TEXTO EM ESTUDO:
▬▬▬▬▬▬▬▬▬▬
E quando penso em reflexo, penso em espelho. E penso que Gu e MiJeong funcionam tão bem juntos porque não exigem aquilo que o outro não pode (ou não consegue) dar. E preciso dizer que esse foi o retrato mais fiel de um introvertido que eu já vi na ficção. Enquanto ChangHee e GiJeong transformam em (muitas!) palavras o que sentem, a caçula vaga pelos dias com a sensação de estar presa, sufocada; com a certeza de que precisa criar narrativas mentais para aguentar mais um dia e mais um e mais outro. “Não vou fingir que estou feliz. Não vou fingir ser infeliz. Eu serei honesta," admite para si mesma enquanto mistura teimosia com coragem até decidir que quando a primavera chegar, ela será uma pessoa diferente. E por enxergar em Gu alguém que também precisa ver além daquilo que os olhos enxergam, convida-o para, de mãos dadas, aventurarem-se nesse labirinto de espelhos.


  • Minhas notas sobre os vazios

“Não estou infeliz, mas também não estou feliz. (...) Estou exausta. Não sei quando tudo começou a dar errado, mas estou exausta.” Os sentimentos de MiJeong me convidaram para refletir. Apesar de, à primeira vista, parecer que ela está apenas passando pela vida, a trama nos revela que os vazios dela respondem pelo nome de definhamento, palavra utilizada para descrever o mal-estar que acometeu milhares de pessoas durante a pandemia, por exemplo, que pode ser explicada como "ausência de bem-estar (...) um desespero silencioso".
▬▬▬▬▬▬▬▬▬▬
ENUNCIADOS DAS TAREFAS:
[1] Quais personagens são mencionados pelo nome no texto em estudo?
[2] Responda às perguntas abaixo com base no texto em estudo.
(a) Segundo o texto, quando MiJeong decide que será uma pessoa diferente?
(b) Por qual nome os vazios de MiJeong respondem, de acordo com a trama?
(c) Durante qual período esse mal-estar acometeu milhares de pessoas, no exemplo dado?

Dados estruturados de análise da página
▬▬▬▬▬▬▬▬▬▬
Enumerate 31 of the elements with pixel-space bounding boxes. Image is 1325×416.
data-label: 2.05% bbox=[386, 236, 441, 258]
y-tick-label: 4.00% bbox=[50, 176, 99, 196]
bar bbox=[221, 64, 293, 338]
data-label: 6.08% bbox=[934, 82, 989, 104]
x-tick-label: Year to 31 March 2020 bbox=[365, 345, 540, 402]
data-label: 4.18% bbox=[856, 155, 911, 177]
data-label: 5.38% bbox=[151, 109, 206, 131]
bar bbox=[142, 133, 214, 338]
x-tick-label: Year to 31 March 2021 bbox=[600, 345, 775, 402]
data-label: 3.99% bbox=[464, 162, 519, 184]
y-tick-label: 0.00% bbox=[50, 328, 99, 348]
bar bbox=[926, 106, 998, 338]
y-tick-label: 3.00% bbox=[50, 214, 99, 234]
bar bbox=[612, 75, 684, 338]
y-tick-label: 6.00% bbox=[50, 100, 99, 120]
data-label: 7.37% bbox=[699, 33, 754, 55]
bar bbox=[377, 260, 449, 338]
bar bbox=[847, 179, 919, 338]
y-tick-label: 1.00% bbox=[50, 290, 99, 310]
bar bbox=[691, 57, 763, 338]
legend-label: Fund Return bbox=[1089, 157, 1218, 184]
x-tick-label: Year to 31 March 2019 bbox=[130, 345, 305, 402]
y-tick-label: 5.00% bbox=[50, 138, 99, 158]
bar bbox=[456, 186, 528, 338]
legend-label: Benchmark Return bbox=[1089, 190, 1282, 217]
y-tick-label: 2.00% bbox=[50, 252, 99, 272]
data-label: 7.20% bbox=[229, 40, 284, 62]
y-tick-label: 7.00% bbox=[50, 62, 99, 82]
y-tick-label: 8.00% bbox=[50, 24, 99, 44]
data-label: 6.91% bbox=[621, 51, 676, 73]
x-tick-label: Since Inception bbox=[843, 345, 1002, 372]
▬▬▬▬▬▬▬▬▬▬
RESPOSTAS POR TAREFA:
[1] Gu, MiJeong, ChangHee e GiJeong.

[2]
(a) Quando a primavera chegar.
(b) Definhamento.
(c) Durante a pandemia.